■ Exercise prompt: Extract the lines below from the line containing "villa-icon bbox=[126, 419, 143, 436]" through the line containing "destination-title: Antalya bbox=[960, 135, 1043, 163]", including both, and copy them verbatim.
[Data to process start]
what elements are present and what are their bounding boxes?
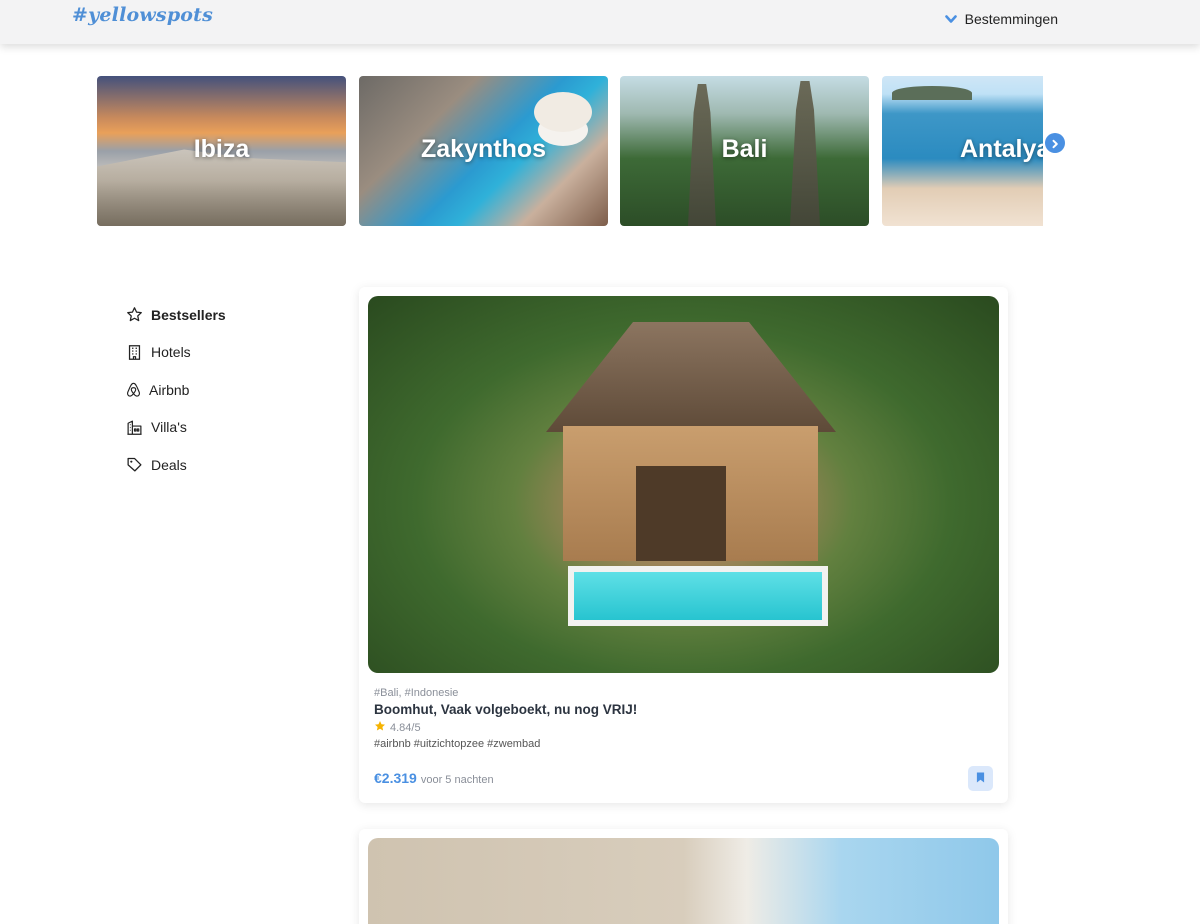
villa-icon bbox=[126, 419, 143, 436]
building-icon bbox=[126, 344, 143, 361]
photo-detail bbox=[546, 322, 836, 432]
listing-card[interactable]: #Bali, #Indonesie Boomhut, Vaak volgeboe… bbox=[359, 287, 1008, 803]
destination-title: Antalya bbox=[960, 135, 1043, 163]
chevron-down-icon bbox=[944, 14, 957, 24]
listing-location: #Bali, #Indonesie bbox=[374, 687, 459, 699]
sidebar-item-label: Airbnb bbox=[149, 381, 190, 398]
sidebar-item-airbnb[interactable]: Airbnb bbox=[126, 371, 326, 409]
category-sidebar: Bestsellers Hotels Airbnb Villa's Deals bbox=[126, 296, 326, 484]
logo-text: yellowspots bbox=[88, 4, 214, 26]
listing-rating: 4.84/5 bbox=[374, 720, 993, 735]
airbnb-icon bbox=[126, 381, 141, 398]
sidebar-item-hotels[interactable]: Hotels bbox=[126, 334, 326, 372]
listing-photo[interactable] bbox=[368, 838, 999, 924]
sidebar-item-label: Bestsellers bbox=[151, 306, 226, 323]
destination-carousel: Ibiza Zakynthos Bali Antalya bbox=[97, 76, 1043, 226]
listing-price: €2.319 bbox=[374, 769, 417, 786]
carousel-next-button[interactable] bbox=[1045, 133, 1065, 153]
destination-card-antalya[interactable]: Antalya bbox=[882, 76, 1043, 226]
sidebar-item-deals[interactable]: Deals bbox=[126, 446, 326, 484]
bookmark-button[interactable] bbox=[968, 766, 993, 791]
destination-card-zakynthos[interactable]: Zakynthos bbox=[359, 76, 608, 226]
listing-price-row: €2.319 voor 5 nachten bbox=[374, 766, 993, 791]
bookmark-icon bbox=[976, 770, 985, 788]
sidebar-item-bestsellers[interactable]: Bestsellers bbox=[126, 296, 326, 334]
tag-icon bbox=[126, 456, 143, 473]
listing-tags: #airbnb #uitzichtopzee #zwembad bbox=[374, 738, 541, 750]
star-filled-icon bbox=[374, 720, 386, 735]
logo[interactable]: #yellowspots bbox=[72, 4, 213, 26]
photo-detail bbox=[636, 466, 726, 561]
photo-detail bbox=[568, 566, 828, 626]
destination-title: Zakynthos bbox=[420, 135, 547, 163]
top-navigation-bar: #yellowspots Bestemmingen bbox=[0, 0, 1200, 44]
chevron-right-icon bbox=[1050, 134, 1060, 153]
destination-title: Bali bbox=[721, 135, 768, 163]
rating-value: 4.84/5 bbox=[390, 721, 421, 734]
destinations-dropdown[interactable]: Bestemmingen bbox=[944, 11, 1058, 27]
listing-meta: #Bali, #Indonesie Boomhut, Vaak volgeboe… bbox=[374, 687, 993, 750]
price-note: voor 5 nachten bbox=[420, 773, 494, 786]
sidebar-item-label: Villa's bbox=[151, 419, 187, 436]
destinations-label: Bestemmingen bbox=[964, 11, 1058, 27]
listing-card[interactable] bbox=[359, 829, 1008, 924]
sidebar-item-label: Hotels bbox=[151, 344, 191, 361]
sidebar-item-label: Deals bbox=[151, 456, 187, 473]
price-block: €2.319 voor 5 nachten bbox=[374, 770, 494, 788]
destination-card-ibiza[interactable]: Ibiza bbox=[97, 76, 346, 226]
sidebar-item-villas[interactable]: Villa's bbox=[126, 409, 326, 447]
listing-title[interactable]: Boomhut, Vaak volgeboekt, nu nog VRIJ! bbox=[374, 702, 993, 717]
listing-photo[interactable] bbox=[368, 296, 999, 673]
logo-hash: # bbox=[72, 4, 89, 26]
star-icon bbox=[126, 306, 143, 323]
destination-card-bali[interactable]: Bali bbox=[620, 76, 869, 226]
destination-title: Ibiza bbox=[193, 135, 250, 163]
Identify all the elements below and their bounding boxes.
[Data to process end]
■ Solution:
villa-icon bbox=[126, 419, 143, 436]
building-icon bbox=[126, 344, 143, 361]
photo-detail bbox=[546, 322, 836, 432]
listing-card[interactable]: #Bali, #Indonesie Boomhut, Vaak volgeboe… bbox=[359, 287, 1008, 803]
destination-title: Antalya bbox=[960, 135, 1043, 163]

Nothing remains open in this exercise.